===== Data provided
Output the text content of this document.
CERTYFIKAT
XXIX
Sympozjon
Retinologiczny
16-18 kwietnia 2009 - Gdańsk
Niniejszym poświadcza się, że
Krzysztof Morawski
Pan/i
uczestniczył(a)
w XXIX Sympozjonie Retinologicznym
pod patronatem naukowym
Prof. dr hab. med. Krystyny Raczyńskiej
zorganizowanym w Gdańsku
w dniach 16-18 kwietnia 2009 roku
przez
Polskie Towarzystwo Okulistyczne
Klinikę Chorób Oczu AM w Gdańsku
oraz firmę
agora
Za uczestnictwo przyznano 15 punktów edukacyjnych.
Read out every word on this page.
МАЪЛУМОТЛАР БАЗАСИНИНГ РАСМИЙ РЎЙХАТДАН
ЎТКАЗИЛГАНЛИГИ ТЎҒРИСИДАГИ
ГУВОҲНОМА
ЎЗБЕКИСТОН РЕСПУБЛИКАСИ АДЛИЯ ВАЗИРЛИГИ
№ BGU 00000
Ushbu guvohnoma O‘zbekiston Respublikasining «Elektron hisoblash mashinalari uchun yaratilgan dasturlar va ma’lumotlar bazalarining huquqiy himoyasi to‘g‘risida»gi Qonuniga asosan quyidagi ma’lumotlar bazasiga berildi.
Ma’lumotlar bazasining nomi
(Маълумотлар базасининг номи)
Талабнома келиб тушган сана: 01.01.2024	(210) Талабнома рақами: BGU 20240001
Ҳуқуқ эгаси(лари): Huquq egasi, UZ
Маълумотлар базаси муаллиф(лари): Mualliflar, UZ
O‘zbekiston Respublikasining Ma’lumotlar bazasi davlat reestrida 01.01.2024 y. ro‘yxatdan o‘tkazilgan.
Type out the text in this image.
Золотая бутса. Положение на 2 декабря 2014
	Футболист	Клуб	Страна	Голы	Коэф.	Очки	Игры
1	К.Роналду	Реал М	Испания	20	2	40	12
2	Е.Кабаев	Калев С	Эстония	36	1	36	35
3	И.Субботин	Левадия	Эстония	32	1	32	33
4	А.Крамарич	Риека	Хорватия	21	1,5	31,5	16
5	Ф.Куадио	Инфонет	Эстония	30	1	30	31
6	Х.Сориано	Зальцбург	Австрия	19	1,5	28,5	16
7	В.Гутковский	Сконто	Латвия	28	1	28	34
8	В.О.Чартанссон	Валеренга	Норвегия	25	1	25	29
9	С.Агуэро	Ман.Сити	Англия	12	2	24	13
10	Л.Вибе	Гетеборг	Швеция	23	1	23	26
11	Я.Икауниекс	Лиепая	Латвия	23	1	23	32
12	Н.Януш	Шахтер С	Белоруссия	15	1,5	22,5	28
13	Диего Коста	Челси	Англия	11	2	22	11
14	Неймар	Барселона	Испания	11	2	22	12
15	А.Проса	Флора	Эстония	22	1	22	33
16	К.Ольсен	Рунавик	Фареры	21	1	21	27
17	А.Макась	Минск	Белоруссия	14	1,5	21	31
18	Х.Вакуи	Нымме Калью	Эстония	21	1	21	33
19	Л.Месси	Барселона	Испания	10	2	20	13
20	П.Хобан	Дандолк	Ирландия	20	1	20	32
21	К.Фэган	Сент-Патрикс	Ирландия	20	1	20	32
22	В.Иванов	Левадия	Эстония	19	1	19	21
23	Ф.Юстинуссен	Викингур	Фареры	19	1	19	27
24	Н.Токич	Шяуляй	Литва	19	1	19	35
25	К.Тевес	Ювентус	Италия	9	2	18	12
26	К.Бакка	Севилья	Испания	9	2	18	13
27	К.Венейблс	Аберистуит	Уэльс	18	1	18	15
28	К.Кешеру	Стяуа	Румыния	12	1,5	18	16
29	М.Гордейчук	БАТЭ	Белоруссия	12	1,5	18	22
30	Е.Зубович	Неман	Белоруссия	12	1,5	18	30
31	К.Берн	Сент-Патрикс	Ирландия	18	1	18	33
==========
Every entry in the listing must be retyped exactly.

Task result:
Output the text content of this document.
CERTYFIKAT
XXIX
Sympozjon
Retinologiczny
16-18 kwietnia 2009 - Gdańsk
Niniejszym poświadcza się, że
Krzysztof Morawski
Pan/i
uczestniczył(a)
w XXIX Sympozjonie Retinologicznym
pod patronatem naukowym
Prof. dr hab. med. Krystyny Raczyńskiej
zorganizowanym w Gdańsku
w dniach 16-18 kwietnia 2009 roku
przez
Polskie Towarzystwo Okulistyczne
Klinikę Chorób Oczu AM w Gdańsku
oraz firmę
agora
Za uczestnictwo przyznano 15 punktów edukacyjnych.
Read out every word on this page.
МАЪЛУМОТЛАР БАЗАСИНИНГ РАСМИЙ РЎЙХАТДАН
ЎТКАЗИЛГАНЛИГИ ТЎҒРИСИДАГИ
ГУВОҲНОМА
ЎЗБЕКИСТОН РЕСПУБЛИКАСИ АДЛИЯ ВАЗИРЛИГИ
№ BGU 00000
Ushbu guvohnoma O‘zbekiston Respublikasining «Elektron hisoblash mashinalari uchun yaratilgan dasturlar va ma’lumotlar bazalarining huquqiy himoyasi to‘g‘risida»gi Qonuniga asosan quyidagi ma’lumotlar bazasiga berildi.
Ma’lumotlar bazasining nomi
(Маълумотлар базасининг номи)
Талабнома келиб тушган сана: 01.01.2024	(210) Талабнома рақами: BGU 20240001
Ҳуқуқ эгаси(лари): Huquq egasi, UZ
Маълумотлар базаси муаллиф(лари): Mualliflar, UZ
O‘zbekiston Respublikasining Ma’lumotlar bazasi davlat reestrida 01.01.2024 y. ro‘yxatdan o‘tkazilgan.
Type out the text in this image.
Золотая бутса. Положение на 2 декабря 2014
	Футболист	Клуб	Страна	Голы	Коэф.	Очки	Игры
1	К.Роналду	Реал М	Испания	20	2	40	12
2	Е.Кабаев	Калев С	Эстония	36	1	36	35
3	И.Субботин	Левадия	Эстония	32	1	32	33
4	А.Крамарич	Риека	Хорватия	21	1,5	31,5	16
5	Ф.Куадио	Инфонет	Эстония	30	1	30	31
6	Х.Сориано	Зальцбург	Австрия	19	1,5	28,5	16
7	В.Гутковский	Сконто	Латвия	28	1	28	34
8	В.О.Чартанссон	Валеренга	Норвегия	25	1	25	29
9	С.Агуэро	Ман.Сити	Англия	12	2	24	13
10	Л.Вибе	Гетеборг	Швеция	23	1	23	26
11	Я.Икауниекс	Лиепая	Латвия	23	1	23	32
12	Н.Януш	Шахтер С	Белоруссия	15	1,5	22,5	28
13	Диего Коста	Челси	Англия	11	2	22	11
14	Неймар	Барселона	Испания	11	2	22	12
15	А.Проса	Флора	Эстония	22	1	22	33
16	К.Ольсен	Рунавик	Фареры	21	1	21	27
17	А.Макась	Минск	Белоруссия	14	1,5	21	31
18	Х.Вакуи	Нымме Калью	Эстония	21	1	21	33
19	Л.Месси	Барселона	Испания	10	2	20	13
20	П.Хобан	Дандолк	Ирландия	20	1	20	32
21	К.Фэган	Сент-Патрикс	Ирландия	20	1	20	32
22	В.Иванов	Левадия	Эстония	19	1	19	21
23	Ф.Юстинуссен	Викингур	Фареры	19	1	19	27
24	Н.Токич	Шяуляй	Литва	19	1	19	35
25	К.Тевес	Ювентус	Италия	9	2	18	12
26	К.Бакка	Севилья	Испания	9	2	18	13
27	К.Венейблс	Аберистуит	Уэльс	18	1	18	15
28	К.Кешеру	Стяуа	Румыния	12	1,5	18	16
29	М.Гордейчук	БАТЭ	Белоруссия	12	1,5	18	22
30	Е.Зубович	Неман	Белоруссия	12	1,5	18	30
31	К.Берн	Сент-Патрикс	Ирландия	18	1	18	33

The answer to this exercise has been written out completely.